Prompt: Transcribe the records in full, keeping every character as it is.

Records:
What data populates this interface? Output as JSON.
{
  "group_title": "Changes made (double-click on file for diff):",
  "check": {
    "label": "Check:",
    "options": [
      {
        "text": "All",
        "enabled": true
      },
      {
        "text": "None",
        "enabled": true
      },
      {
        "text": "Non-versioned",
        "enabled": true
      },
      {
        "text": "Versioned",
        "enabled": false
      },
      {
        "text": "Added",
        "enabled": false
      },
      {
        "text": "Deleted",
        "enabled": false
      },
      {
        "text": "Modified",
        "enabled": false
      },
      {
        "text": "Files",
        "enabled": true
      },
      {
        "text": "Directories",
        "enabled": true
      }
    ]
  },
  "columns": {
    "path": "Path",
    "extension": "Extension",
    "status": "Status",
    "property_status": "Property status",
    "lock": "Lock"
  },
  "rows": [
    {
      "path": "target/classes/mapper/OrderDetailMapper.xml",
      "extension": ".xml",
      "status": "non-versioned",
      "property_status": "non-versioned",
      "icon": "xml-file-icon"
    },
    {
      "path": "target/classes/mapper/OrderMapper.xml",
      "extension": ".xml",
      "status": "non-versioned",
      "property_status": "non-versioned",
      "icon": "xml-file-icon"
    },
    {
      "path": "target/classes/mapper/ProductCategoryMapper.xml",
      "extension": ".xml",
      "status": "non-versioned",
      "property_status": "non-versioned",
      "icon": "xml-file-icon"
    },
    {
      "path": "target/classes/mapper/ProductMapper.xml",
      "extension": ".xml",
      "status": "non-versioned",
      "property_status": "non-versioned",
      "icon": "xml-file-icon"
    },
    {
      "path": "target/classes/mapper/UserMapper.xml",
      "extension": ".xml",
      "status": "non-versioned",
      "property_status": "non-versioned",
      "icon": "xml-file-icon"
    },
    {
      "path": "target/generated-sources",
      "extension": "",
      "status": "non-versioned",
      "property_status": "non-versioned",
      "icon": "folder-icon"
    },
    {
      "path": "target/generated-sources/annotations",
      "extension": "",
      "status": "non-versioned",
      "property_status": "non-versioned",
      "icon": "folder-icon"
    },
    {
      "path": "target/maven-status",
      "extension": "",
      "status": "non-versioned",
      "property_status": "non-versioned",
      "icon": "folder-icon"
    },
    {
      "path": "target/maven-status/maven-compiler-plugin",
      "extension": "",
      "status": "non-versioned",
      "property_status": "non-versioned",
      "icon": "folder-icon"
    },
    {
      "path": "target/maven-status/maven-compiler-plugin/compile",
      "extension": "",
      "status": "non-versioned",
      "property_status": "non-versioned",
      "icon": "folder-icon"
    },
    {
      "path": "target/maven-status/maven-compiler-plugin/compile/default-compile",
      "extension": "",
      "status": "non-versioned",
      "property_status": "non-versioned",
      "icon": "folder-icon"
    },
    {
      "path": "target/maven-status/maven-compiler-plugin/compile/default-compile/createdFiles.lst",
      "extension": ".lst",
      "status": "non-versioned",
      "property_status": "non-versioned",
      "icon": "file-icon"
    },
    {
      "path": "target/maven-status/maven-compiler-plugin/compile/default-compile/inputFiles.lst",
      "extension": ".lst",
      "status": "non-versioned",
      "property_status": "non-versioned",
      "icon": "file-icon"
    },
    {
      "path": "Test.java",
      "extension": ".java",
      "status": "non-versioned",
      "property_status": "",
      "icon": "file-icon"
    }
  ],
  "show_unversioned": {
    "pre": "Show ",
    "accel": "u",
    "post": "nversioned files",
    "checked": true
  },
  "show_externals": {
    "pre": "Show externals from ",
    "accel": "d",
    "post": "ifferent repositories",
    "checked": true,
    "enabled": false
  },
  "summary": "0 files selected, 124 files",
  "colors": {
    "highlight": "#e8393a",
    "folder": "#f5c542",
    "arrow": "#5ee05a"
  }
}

Task response:
What data populates this interface? Output as JSON.
{
  "group_title": "Changes made (double-click on file for diff):",
  "check": {
    "label": "Check:",
    "options": [
      {
        "text": "All",
        "enabled": true
      },
      {
        "text": "None",
        "enabled": true
      },
      {
        "text": "Non-versioned",
        "enabled": true
      },
      {
        "text": "Versioned",
        "enabled": false
      },
      {
        "text": "Added",
        "enabled": false
      },
      {
        "text": "Deleted",
        "enabled": false
      },
      {
        "text": "Modified",
        "enabled": false
      },
      {
        "text": "Files",
        "enabled": true
      },
      {
        "text": "Directories",
        "enabled": true
      }
    ]
  },
  "columns": {
    "path": "Path",
    "extension": "Extension",
    "status": "Status",
    "property_status": "Property status",
    "lock": "Lock"
  },
  "rows": [
    {
      "path": "target/classes/mapper/OrderDetailMapper.xml",
      "extension": ".xml",
      "status": "non-versioned",
      "property_status": "non-versioned",
      "icon": "xml-file-icon"
    },
    {
      "path": "target/classes/mapper/OrderMapper.xml",
      "extension": ".xml",
      "status": "non-versioned",
      "property_status": "non-versioned",
      "icon": "xml-file-icon"
    },
    {
      "path": "target/classes/mapper/ProductCategoryMapper.xml",
      "extension": ".xml",
      "status": "non-versioned",
      "property_status": "non-versioned",
      "icon": "xml-file-icon"
    },
    {
      "path": "target/classes/mapper/ProductMapper.xml",
      "extension": ".xml",
      "status": "non-versioned",
      "property_status": "non-versioned",
      "icon": "xml-file-icon"
    },
    {
      "path": "target/classes/mapper/UserMapper.xml",
      "extension": ".xml",
      "status": "non-versioned",
      "property_status": "non-versioned",
      "icon": "xml-file-icon"
    },
    {
      "path": "target/generated-sources",
      "extension": "",
      "status": "non-versioned",
      "property_status": "non-versioned",
      "icon": "folder-icon"
    },
    {
      "path": "target/generated-sources/annotations",
      "extension": "",
      "status": "non-versioned",
      "property_status": "non-versioned",
      "icon": "folder-icon"
    },
    {
      "path": "target/maven-status",
      "extension": "",
      "status": "non-versioned",
      "property_status": "non-versioned",
      "icon": "folder-icon"
    },
    {
      "path": "target/maven-status/maven-compiler-plugin",
      "extension": "",
      "status": "non-versioned",
      "property_status": "non-versioned",
      "icon": "folder-icon"
    },
    {
      "path": "target/maven-status/maven-compiler-plugin/compile",
      "extension": "",
      "status": "non-versioned",
      "property_status": "non-versioned",
      "icon": "folder-icon"
    },
    {
      "path": "target/maven-status/maven-compiler-plugin/compile/default-compile",
      "extension": "",
      "status": "non-versioned",
      "property_status": "non-versioned",
      "icon": "folder-icon"
    },
    {
      "path": "target/maven-status/maven-compiler-plugin/compile/default-compile/createdFiles.lst",
      "extension": ".lst",
      "status": "non-versioned",
      "property_status": "non-versioned",
      "icon": "file-icon"
    },
    {
      "path": "target/maven-status/maven-compiler-plugin/compile/default-compile/inputFiles.lst",
      "extension": ".lst",
      "status": "non-versioned",
      "property_status": "non-versioned",
      "icon": "file-icon"
    },
    {
      "path": "Test.java",
      "extension": ".java",
      "status": "non-versioned",
      "property_status": "",
      "icon": "file-icon"
    }
  ],
  "show_unversioned": {
    "pre": "Show ",
    "accel": "u",
    "post": "nversioned files",
    "checked": true
  },
  "show_externals": {
    "pre": "Show externals from ",
    "accel": "d",
    "post": "ifferent repositories",
    "checked": true,
    "enabled": false
  },
  "summary": "0 files selected, 124 files",
  "colors": {
    "highlight": "#e8393a",
    "folder": "#f5c542",
    "arrow": "#5ee05a"
  }
}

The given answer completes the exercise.